[The exercise] Write out the data again exactly, skipping every picture.

[Listed records]
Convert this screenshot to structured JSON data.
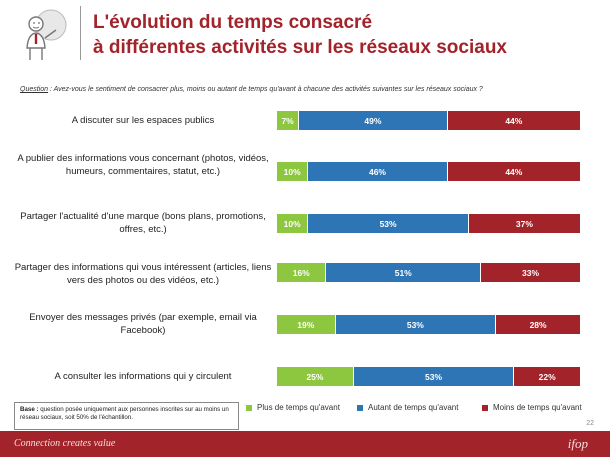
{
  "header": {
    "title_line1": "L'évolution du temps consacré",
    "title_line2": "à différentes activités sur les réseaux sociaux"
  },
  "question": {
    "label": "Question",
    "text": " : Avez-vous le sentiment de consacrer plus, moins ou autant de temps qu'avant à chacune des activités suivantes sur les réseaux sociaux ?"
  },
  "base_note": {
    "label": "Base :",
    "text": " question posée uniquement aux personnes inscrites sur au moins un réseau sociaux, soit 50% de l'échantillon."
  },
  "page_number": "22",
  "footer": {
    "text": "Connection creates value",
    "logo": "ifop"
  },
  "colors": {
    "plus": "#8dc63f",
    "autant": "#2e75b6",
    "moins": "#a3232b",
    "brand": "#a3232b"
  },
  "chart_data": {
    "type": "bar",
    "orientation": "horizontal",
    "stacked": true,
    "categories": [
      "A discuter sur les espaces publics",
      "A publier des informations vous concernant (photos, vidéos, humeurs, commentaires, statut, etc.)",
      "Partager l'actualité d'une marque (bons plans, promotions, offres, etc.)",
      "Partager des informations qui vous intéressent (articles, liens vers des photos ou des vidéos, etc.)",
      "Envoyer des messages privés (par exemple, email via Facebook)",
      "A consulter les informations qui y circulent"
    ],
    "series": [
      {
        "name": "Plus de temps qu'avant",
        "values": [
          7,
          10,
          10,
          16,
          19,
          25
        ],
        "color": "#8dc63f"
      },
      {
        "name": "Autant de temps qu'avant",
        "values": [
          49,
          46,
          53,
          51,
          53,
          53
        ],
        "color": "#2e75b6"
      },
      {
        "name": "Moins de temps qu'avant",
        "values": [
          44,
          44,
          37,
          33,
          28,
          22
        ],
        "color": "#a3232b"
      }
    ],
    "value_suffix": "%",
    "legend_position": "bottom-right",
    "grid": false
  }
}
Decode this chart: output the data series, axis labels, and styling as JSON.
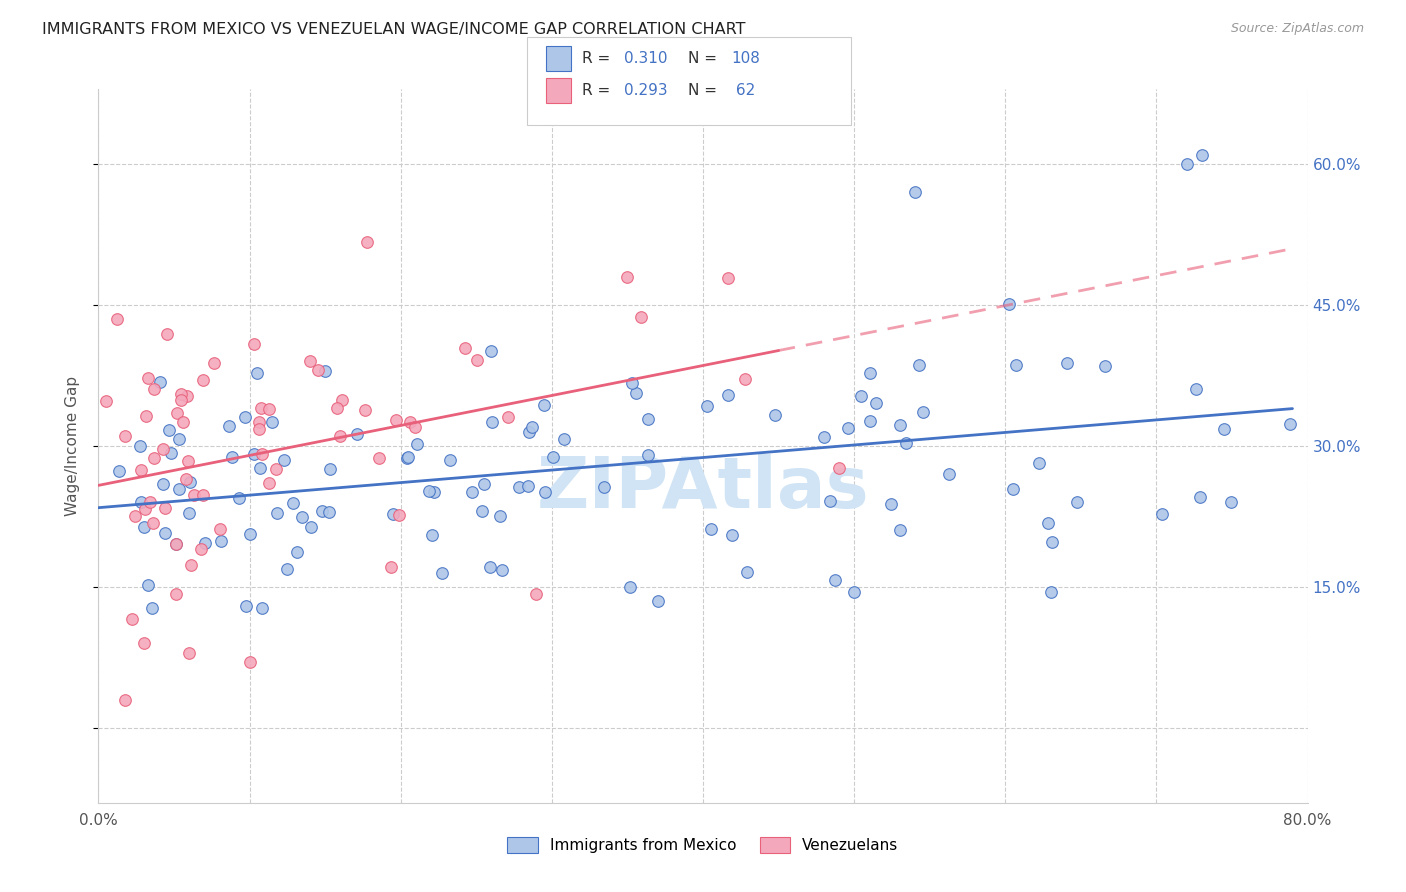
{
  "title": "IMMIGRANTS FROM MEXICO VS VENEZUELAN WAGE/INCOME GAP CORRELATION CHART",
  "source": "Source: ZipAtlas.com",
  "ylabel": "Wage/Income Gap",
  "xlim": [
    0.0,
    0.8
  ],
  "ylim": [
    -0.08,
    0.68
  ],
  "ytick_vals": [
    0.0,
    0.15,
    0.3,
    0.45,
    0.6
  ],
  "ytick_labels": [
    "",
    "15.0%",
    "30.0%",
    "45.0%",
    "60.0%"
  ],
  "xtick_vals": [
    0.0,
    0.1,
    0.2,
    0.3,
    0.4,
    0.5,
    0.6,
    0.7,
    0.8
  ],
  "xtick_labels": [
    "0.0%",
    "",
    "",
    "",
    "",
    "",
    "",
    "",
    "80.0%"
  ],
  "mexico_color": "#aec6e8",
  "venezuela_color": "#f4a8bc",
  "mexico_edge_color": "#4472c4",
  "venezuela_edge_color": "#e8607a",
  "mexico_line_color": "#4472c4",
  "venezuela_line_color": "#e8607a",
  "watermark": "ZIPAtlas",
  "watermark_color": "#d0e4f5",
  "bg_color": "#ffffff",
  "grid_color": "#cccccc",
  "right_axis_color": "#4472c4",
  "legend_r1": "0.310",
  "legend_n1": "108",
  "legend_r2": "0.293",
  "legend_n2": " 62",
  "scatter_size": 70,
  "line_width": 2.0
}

[Response to the task]
Convert this screenshot to structured JSON data.
{
  "header": {
    "title_line1": "L'évolution du temps consacré",
    "title_line2": "à différentes activités sur les réseaux sociaux"
  },
  "question": {
    "label": "Question",
    "text": " : Avez-vous le sentiment de consacrer plus, moins ou autant de temps qu'avant à chacune des activités suivantes sur les réseaux sociaux ?"
  },
  "base_note": {
    "label": "Base :",
    "text": " question posée uniquement aux personnes inscrites sur au moins un réseau sociaux, soit 50% de l'échantillon."
  },
  "page_number": "22",
  "footer": {
    "text": "Connection creates value",
    "logo": "ifop"
  },
  "colors": {
    "plus": "#8dc63f",
    "autant": "#2e75b6",
    "moins": "#a3232b",
    "brand": "#a3232b"
  },
  "chart_data": {
    "type": "bar",
    "orientation": "horizontal",
    "stacked": true,
    "categories": [
      "A discuter sur les espaces publics",
      "A publier des informations vous concernant (photos, vidéos, humeurs, commentaires, statut, etc.)",
      "Partager l'actualité d'une marque (bons plans, promotions, offres, etc.)",
      "Partager des informations qui vous intéressent (articles, liens vers des photos ou des vidéos, etc.)",
      "Envoyer des messages privés (par exemple, email via Facebook)",
      "A consulter les informations qui y circulent"
    ],
    "series": [
      {
        "name": "Plus de temps qu'avant",
        "values": [
          7,
          10,
          10,
          16,
          19,
          25
        ],
        "color": "#8dc63f"
      },
      {
        "name": "Autant de temps qu'avant",
        "values": [
          49,
          46,
          53,
          51,
          53,
          53
        ],
        "color": "#2e75b6"
      },
      {
        "name": "Moins de temps qu'avant",
        "values": [
          44,
          44,
          37,
          33,
          28,
          22
        ],
        "color": "#a3232b"
      }
    ],
    "value_suffix": "%",
    "legend_position": "bottom-right",
    "grid": false
  }
}
Decode this chart: output the data series, axis labels, and styling as JSON.
{
  "title": "IMMIGRANTS FROM MEXICO VS VENEZUELAN WAGE/INCOME GAP CORRELATION CHART",
  "source": "Source: ZipAtlas.com",
  "ylabel": "Wage/Income Gap",
  "xlim": [
    0.0,
    0.8
  ],
  "ylim": [
    -0.08,
    0.68
  ],
  "ytick_vals": [
    0.0,
    0.15,
    0.3,
    0.45,
    0.6
  ],
  "ytick_labels": [
    "",
    "15.0%",
    "30.0%",
    "45.0%",
    "60.0%"
  ],
  "xtick_vals": [
    0.0,
    0.1,
    0.2,
    0.3,
    0.4,
    0.5,
    0.6,
    0.7,
    0.8
  ],
  "xtick_labels": [
    "0.0%",
    "",
    "",
    "",
    "",
    "",
    "",
    "",
    "80.0%"
  ],
  "mexico_color": "#aec6e8",
  "venezuela_color": "#f4a8bc",
  "mexico_edge_color": "#4472c4",
  "venezuela_edge_color": "#e8607a",
  "mexico_line_color": "#4472c4",
  "venezuela_line_color": "#e8607a",
  "watermark": "ZIPAtlas",
  "watermark_color": "#d0e4f5",
  "bg_color": "#ffffff",
  "grid_color": "#cccccc",
  "right_axis_color": "#4472c4",
  "legend_r1": "0.310",
  "legend_n1": "108",
  "legend_r2": "0.293",
  "legend_n2": " 62",
  "scatter_size": 70,
  "line_width": 2.0
}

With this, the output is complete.